## [TEXTO DE LEITURA]

☆ ☆ ☆

Há poucas certezas em relação a isso e eu, enquanto imunologista, tenho muita dificuldade em aceitar uma explicação tão linear. Ou seja, pode fazer algum sentido que, se o sistema imunitário numa fase de desenvolvimento não é exposto e, portanto, as células não são treinadas para tolerar as agressões externas, é relativamente fácil aceitar que possam tornar-se hiper-reativas no futuro e daí advirem mais alergias, doenças autoimunes e doenças inflamatórias. Mas existirão muito mais fatores que estão na base disto.
Quais são?
Na minha opinião, o que temos de pôr na balança são sempre dois pesos: num prato da balança, a necessidade de treinar o sistema imunitário e, acima de tudo, fazê-lo sem certezas absolutas relativamente às consequências que daí podem resultar, e, no outro, a necessidade de pesar os riscos que esse treino implica, que é a exposição numa idade precoce aos microrganismos que circulam. Aquilo que defendo sempre é que não podemos nem devemos pôr as crianças em redomas, mas devemos tentar evitar que sejam expostas a determinados agentes em idades precoces da vida em que o sistema imunitário é muito frágil.
Estamos a falar de que idades?
Quem tiver de os pôr na escola aos 6 meses, põe, sem problema nenhum, faz parte da vida e há de ter algumas vantagens, nomeadamente a de treinar o sistema imunitário, mas quem tem alternativa e pode evitar que as crianças sejam expostas a agentes infecciosos até ao 18 meses, 2 anos, acho que deve fazê-lo.
Porquê? Há quem chame "infectários" aos infantários. É por isso?
Porque há determinados desafios imunológicos aos quais, se as crianças forem expostas numa fase precoce da vida, podem trazer problemas graves. Não falo dos dez episódios de febre, dos dez episódios de diarreia, dos cinco de conjuntivite ou dos treze de bronquiolite, doenças que, apesar de tudo, na maioria das vezes, são benignas, mas sim de doenças invasivas bacterianas, com mortalidades que não são negligenciáveis e que podem deixar sequelas. Esse risco, até aos 2 anos, é muito superior, pode ser até 70 vezes superior em relação a uma criança após os 2 anos. Felizmente, com as vacinas, a probabilidade de ter estas doenças é baixa e o risco é pequeno, mas há que ponderá-lo.

☆ ☆ ☆

[Entradas de dados armazenados]
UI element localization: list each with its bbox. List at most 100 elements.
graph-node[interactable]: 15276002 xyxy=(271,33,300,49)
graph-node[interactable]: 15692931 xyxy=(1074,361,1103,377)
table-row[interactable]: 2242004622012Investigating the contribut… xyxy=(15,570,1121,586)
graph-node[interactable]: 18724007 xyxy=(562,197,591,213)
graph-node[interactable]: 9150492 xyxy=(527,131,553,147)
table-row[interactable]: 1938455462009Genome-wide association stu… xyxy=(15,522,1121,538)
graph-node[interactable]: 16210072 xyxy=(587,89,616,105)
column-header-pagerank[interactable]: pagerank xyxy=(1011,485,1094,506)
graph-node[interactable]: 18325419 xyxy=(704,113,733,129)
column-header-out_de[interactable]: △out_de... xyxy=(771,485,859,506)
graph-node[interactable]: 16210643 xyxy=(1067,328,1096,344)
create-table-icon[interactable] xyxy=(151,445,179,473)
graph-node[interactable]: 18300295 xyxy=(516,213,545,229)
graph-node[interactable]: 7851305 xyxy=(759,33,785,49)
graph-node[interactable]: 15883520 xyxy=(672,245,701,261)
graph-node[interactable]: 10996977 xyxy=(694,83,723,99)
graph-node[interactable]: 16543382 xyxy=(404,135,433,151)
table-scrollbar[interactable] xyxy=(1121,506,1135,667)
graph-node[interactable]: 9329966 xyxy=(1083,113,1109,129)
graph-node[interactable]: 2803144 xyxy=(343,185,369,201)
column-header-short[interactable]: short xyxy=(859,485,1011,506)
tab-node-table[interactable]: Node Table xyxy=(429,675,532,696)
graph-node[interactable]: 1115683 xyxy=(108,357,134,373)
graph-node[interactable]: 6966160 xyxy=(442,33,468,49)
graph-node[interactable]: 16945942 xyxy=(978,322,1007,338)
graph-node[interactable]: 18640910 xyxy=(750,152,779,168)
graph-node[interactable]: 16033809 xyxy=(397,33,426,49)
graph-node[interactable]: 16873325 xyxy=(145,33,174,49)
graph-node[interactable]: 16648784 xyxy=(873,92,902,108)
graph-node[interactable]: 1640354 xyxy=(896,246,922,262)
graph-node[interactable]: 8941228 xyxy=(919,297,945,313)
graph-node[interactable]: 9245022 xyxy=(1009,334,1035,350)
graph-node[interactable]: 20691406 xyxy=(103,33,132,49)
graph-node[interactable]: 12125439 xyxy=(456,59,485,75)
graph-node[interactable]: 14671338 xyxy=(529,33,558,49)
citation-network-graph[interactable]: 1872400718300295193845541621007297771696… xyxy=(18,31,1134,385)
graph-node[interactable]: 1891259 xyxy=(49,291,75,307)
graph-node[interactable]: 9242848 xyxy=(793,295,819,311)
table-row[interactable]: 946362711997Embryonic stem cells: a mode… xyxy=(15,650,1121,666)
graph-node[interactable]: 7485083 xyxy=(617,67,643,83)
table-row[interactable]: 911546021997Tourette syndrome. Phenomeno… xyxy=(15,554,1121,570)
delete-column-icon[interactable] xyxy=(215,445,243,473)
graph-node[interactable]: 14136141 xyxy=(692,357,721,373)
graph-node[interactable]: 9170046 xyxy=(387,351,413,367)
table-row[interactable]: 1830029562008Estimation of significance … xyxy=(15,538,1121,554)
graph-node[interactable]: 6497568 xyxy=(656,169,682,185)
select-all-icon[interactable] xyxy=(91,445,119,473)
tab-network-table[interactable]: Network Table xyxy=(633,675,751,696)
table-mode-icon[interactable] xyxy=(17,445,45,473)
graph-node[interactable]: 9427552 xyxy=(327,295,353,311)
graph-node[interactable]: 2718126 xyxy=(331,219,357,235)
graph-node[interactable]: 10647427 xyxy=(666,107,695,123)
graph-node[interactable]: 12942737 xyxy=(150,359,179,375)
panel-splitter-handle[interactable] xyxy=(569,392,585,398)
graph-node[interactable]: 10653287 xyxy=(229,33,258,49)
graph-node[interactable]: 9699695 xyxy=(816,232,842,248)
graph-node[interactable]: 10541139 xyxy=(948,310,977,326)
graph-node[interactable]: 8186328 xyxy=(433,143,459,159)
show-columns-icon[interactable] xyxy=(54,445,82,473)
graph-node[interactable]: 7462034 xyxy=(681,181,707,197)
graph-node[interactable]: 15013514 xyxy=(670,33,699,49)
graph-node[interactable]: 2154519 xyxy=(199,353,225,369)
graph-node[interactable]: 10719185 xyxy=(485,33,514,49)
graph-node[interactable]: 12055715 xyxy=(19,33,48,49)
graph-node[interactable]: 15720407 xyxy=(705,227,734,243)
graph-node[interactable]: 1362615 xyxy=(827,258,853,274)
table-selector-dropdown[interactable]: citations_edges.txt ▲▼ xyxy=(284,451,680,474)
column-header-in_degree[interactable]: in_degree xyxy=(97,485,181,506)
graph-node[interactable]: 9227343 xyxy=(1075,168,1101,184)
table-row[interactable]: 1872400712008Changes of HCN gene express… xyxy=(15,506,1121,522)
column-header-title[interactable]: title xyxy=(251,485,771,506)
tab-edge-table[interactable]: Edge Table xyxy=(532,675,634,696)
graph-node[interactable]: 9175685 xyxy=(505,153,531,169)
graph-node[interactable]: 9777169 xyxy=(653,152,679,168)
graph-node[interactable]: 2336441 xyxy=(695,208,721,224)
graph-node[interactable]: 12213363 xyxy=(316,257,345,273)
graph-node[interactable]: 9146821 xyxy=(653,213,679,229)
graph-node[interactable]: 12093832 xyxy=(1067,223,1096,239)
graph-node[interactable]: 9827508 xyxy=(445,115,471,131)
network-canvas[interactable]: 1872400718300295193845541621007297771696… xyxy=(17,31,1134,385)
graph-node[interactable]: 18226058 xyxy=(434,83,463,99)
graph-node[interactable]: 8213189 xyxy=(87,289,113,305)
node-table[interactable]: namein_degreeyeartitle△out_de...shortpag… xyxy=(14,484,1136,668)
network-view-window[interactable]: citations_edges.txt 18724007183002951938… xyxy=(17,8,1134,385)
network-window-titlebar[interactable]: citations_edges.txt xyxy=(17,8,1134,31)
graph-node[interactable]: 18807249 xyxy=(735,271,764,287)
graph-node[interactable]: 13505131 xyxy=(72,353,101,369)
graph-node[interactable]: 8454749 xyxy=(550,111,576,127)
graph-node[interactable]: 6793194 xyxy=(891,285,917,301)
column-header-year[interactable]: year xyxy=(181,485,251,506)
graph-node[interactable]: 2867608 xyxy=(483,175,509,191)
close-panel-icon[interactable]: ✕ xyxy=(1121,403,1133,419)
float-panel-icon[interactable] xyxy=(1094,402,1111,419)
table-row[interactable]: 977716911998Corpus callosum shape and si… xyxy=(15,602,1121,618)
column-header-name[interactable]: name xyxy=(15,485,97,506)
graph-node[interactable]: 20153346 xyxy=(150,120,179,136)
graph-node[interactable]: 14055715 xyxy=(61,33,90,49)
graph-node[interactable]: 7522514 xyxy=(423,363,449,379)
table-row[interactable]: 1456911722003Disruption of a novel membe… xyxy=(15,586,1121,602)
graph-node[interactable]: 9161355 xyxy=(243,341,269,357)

☆ ☆ ☆

## [QUESTÕES A RESOLVER]
(1) Reproduza da entrevista sobre o sistema imunitário tudo o que vai de "Na minha opinião, o" até "de que idades?".
(2) De acordo com a entrevista sobre o sistema imunitário, até quantas vezes superior pode ser o risco de doenças invasivas bacterianas numa criança até aos 2 anos, em comparação com uma criança após os 2 anos?
(3) Dê seguimento à entrevista sobre o sistema imunitário a partir do ponto em que termina.

## [RESPOSTAS POR ITEM]
(1)
Na minha opinião, o que temos de pôr na balança são sempre dois pesos: num prato da balança, a necessidade de treinar o sistema imunitário e, acima de tudo, fazê-lo sem certezas absolutas relativamente às consequências que daí podem resultar, e, no outro, a necessidade de pesar os riscos que esse treino implica, que é a exposição numa idade precoce aos microrganismos que circulam. Aquilo que defendo sempre é que não podemos nem devemos pôr as crianças em redomas, mas devemos tentar evitar que sejam expostas a determinados agentes em idades precoces da vida em que o sistema imunitário é muito frágil.
Estamos a falar de que idades?

(2) Até 70 vezes superior.

(3)
Mas uma higienização constante dos espaços e dos objetos e das mãos é saudável?
Novamente, é uma questão de risco-benefício e, neste momento, na minha opinião, essa é uma não questão. Temos de ter isso em cima da mesa. Estamos a lidar com um vírus que ainda a conhecer, que, felizmente, de uma forma geral, poupa as crianças, mas já existe evidência de que estas, em geral, apesar de poderem ter doença leve ou assintomática, são transmissores e podem pôr em risco outras pessoas, nomeadamente avós. Por isso, na minha opinião, a higienização e os cuidados que se estão a ter neste período, pesados mais uma vez nos pratos da balança, são medidas corretas e devem manter-se.
Portanto, higiene a mais não faz mal.
É evidente que estamos numa fase esquisita para toda a gente e com um grande excesso de zelo, mas não podemos pensar que um sistema tão evoluído e tão dinâmico como o sistema imunitário pode sofrer consequências nefastas no futuro por causa de um período da nossa vida em que estamos a fazer uma higiene exagerada das mãos e das superfícies. Isso é completamente disparatado. É evidente que daqui a uns tempos vamos voltar atrás em alguns dos cuidados que estamos a ter atualmente, à medida que a população vai sendo infetada e que vamos tendo um grau de seroprotegidos maior, mas espero que possamos tirar daqui algumas boas lições. Se as crianças com isto ficarem mais educadas e sensibilizadas para a higienização das mãos, é ótimo, é um ganho e não uma perda.